◆ GIVEN PROBLEM: From the records, pick out and copy each line containing "процентной".
══ TASK MATERIAL
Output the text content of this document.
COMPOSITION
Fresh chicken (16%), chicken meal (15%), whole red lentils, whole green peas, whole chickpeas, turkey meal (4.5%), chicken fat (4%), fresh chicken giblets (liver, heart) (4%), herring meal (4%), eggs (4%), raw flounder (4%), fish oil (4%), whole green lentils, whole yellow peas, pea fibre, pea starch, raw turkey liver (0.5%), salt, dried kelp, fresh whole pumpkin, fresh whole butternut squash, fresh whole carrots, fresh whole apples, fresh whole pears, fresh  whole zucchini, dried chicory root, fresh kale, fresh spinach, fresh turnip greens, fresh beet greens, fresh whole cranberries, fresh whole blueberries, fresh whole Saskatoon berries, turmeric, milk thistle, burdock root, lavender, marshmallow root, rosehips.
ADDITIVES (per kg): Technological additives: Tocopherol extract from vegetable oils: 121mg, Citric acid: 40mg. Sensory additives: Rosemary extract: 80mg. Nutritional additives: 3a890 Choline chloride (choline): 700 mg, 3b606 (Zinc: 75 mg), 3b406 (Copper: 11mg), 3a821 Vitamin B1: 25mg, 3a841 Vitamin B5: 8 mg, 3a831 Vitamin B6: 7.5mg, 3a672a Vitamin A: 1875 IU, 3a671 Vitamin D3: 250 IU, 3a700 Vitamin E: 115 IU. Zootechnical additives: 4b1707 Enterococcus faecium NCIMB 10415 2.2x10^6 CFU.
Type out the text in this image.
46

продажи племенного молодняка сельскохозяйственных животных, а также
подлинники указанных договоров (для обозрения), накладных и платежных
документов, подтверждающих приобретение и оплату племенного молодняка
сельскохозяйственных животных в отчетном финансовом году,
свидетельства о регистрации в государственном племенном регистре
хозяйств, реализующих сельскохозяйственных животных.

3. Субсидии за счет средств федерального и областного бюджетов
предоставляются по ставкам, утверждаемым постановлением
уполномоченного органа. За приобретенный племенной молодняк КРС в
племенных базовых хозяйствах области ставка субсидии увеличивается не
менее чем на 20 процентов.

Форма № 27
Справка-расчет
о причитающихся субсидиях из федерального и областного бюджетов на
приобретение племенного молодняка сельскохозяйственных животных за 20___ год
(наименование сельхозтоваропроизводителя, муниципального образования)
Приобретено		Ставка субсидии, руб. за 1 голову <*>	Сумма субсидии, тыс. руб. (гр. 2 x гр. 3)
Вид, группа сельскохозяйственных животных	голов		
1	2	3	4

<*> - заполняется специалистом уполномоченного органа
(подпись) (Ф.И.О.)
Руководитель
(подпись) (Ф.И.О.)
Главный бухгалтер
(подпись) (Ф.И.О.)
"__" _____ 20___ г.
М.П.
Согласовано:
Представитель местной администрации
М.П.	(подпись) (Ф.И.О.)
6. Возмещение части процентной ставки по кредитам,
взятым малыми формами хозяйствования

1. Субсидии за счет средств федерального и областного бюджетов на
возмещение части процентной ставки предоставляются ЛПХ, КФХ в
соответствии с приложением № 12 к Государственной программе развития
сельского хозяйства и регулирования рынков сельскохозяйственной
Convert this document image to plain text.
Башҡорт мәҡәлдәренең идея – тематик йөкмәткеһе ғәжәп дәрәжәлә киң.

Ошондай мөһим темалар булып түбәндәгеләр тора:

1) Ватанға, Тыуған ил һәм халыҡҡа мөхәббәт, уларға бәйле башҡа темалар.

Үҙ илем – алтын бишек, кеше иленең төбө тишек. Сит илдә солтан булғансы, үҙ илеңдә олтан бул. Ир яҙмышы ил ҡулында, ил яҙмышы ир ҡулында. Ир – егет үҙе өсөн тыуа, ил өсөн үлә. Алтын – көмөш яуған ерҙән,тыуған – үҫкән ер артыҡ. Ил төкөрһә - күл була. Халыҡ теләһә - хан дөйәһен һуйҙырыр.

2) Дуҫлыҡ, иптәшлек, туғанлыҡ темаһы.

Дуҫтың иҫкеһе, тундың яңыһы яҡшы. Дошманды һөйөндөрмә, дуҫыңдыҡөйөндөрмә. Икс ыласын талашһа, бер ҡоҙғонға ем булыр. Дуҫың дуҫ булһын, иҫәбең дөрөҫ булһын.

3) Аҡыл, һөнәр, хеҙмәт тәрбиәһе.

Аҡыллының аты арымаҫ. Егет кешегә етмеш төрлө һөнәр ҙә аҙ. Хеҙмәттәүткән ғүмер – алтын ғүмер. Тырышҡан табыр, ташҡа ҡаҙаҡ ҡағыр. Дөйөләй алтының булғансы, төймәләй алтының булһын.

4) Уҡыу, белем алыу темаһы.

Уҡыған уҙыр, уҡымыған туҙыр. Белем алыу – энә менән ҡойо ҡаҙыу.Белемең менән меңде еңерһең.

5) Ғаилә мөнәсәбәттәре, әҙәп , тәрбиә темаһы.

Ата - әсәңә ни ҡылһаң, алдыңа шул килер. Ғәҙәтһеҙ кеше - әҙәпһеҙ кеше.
════
◆ EXERCISE SOLUTION:
6. Возмещение части процентной ставки по кредитам,
возмещение части процентной ставки предоставляются ЛПХ, КФХ в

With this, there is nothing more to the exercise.